→ **TASK**: Pictures do not belong in the copy. Return all of the entries exactly.

☆ ☆ ☆ ☆ ☆ ☆ ☆

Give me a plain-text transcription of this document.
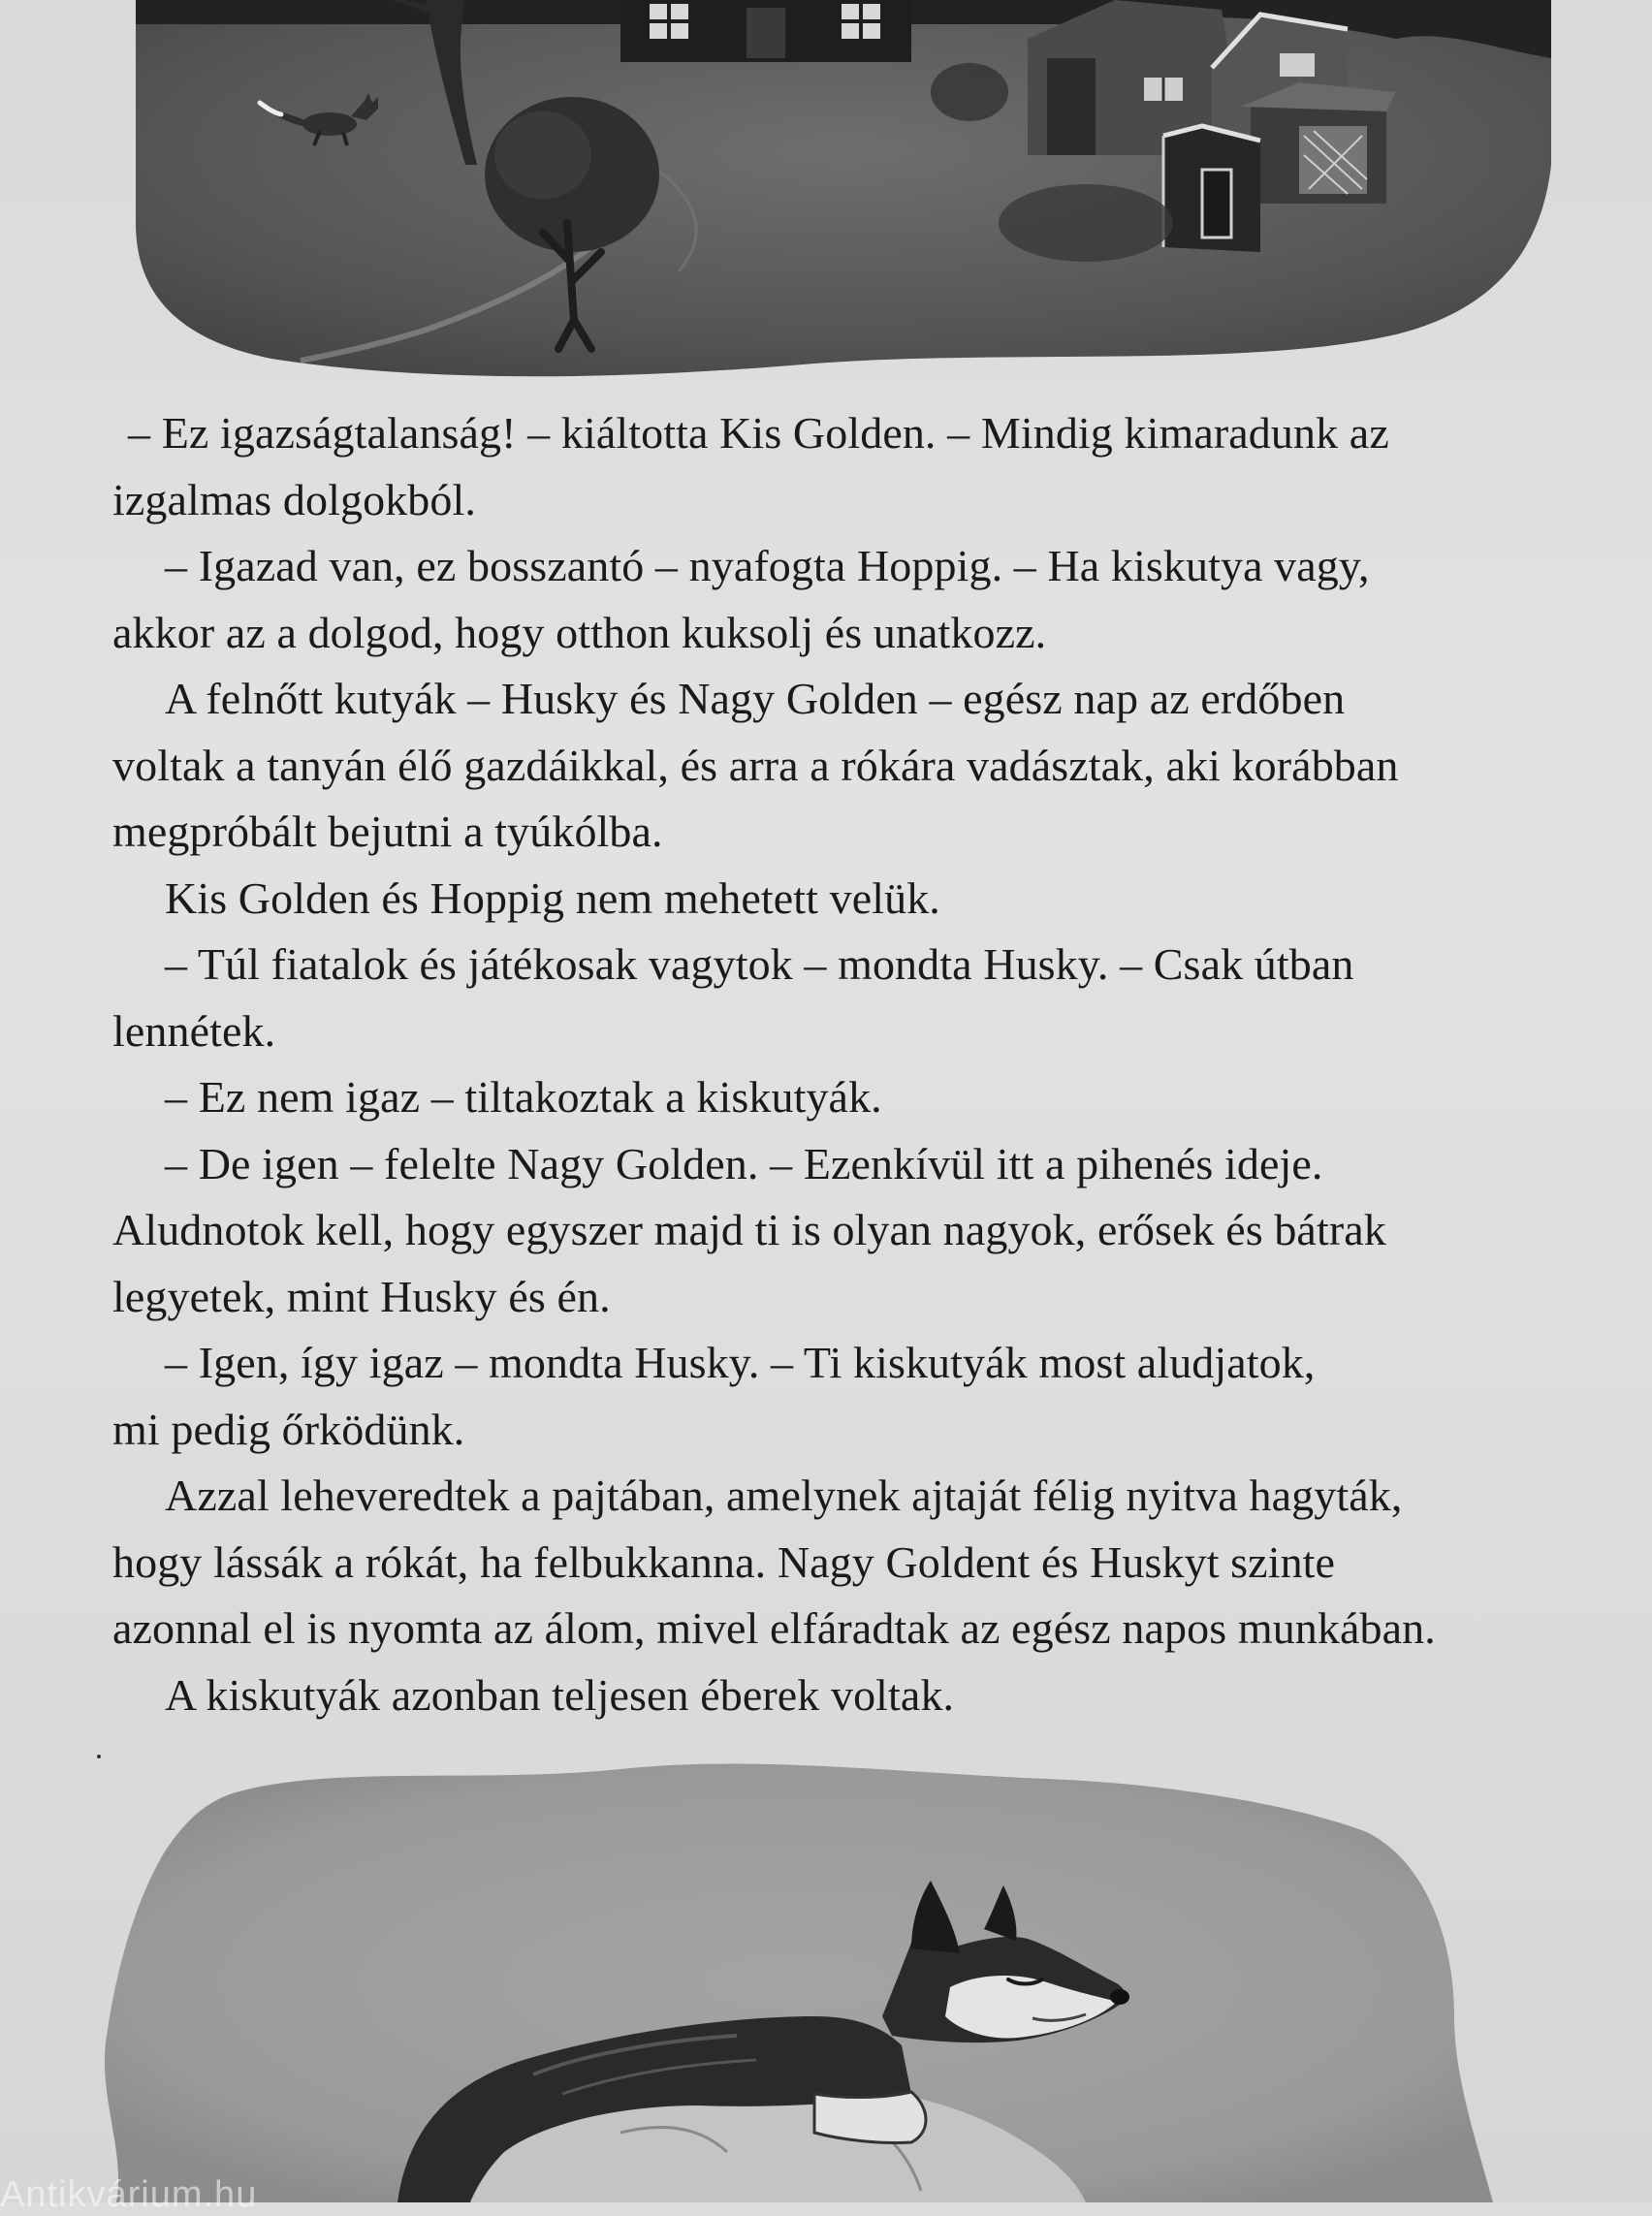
– Ez igazságtalanság! – kiáltotta Kis Golden. – Mindig kimaradunk az
izgalmas dolgokból.
– Igazad van, ez bosszantó – nyafogta Hoppig. – Ha kiskutya vagy,
akkor az a dolgod, hogy otthon kuksolj és unatkozz.
A felnőtt kutyák – Husky és Nagy Golden – egész nap az erdőben
voltak a tanyán élő gazdáikkal, és arra a rókára vadásztak, aki korábban
megpróbált bejutni a tyúkólba.
Kis Golden és Hoppig nem mehetett velük.
– Túl fiatalok és játékosak vagytok – mondta Husky. – Csak útban
lennétek.
– Ez nem igaz – tiltakoztak a kiskutyák.
– De igen – felelte Nagy Golden. – Ezenkívül itt a pihenés ideje.
Aludnotok kell, hogy egyszer majd ti is olyan nagyok, erősek és bátrak
legyetek, mint Husky és én.
– Igen, így igaz – mondta Husky. – Ti kiskutyák most aludjatok,
mi pedig őrködünk.
Azzal leheveredtek a pajtában, amelynek ajtaját félig nyitva hagyták,
hogy lássák a rókát, ha felbukkanna. Nagy Goldent és Huskyt szinte
azonnal el is nyomta az álom, mivel elfáradtak az egész napos munkában.
A kiskutyák azonban teljesen éberek voltak.
Antikvárium.hu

☆ ☆ ☆ ☆ ☆ ☆ ☆

→ **SOLUTION**:
Give me a plain-text transcription of this document.
– Ez igazságtalanság! – kiáltotta Kis Golden. – Mindig kimaradunk az
izgalmas dolgokból.
– Igazad van, ez bosszantó – nyafogta Hoppig. – Ha kiskutya vagy,
akkor az a dolgod, hogy otthon kuksolj és unatkozz.
A felnőtt kutyák – Husky és Nagy Golden – egész nap az erdőben
voltak a tanyán élő gazdáikkal, és arra a rókára vadásztak, aki korábban
megpróbált bejutni a tyúkólba.
Kis Golden és Hoppig nem mehetett velük.
– Túl fiatalok és játékosak vagytok – mondta Husky. – Csak útban
lennétek.
– Ez nem igaz – tiltakoztak a kiskutyák.
– De igen – felelte Nagy Golden. – Ezenkívül itt a pihenés ideje.
Aludnotok kell, hogy egyszer majd ti is olyan nagyok, erősek és bátrak
legyetek, mint Husky és én.
– Igen, így igaz – mondta Husky. – Ti kiskutyák most aludjatok,
mi pedig őrködünk.
Azzal leheveredtek a pajtában, amelynek ajtaját félig nyitva hagyták,
hogy lássák a rókát, ha felbukkanna. Nagy Goldent és Huskyt szinte
azonnal el is nyomta az álom, mivel elfáradtak az egész napos munkában.
A kiskutyák azonban teljesen éberek voltak.
Antikvárium.hu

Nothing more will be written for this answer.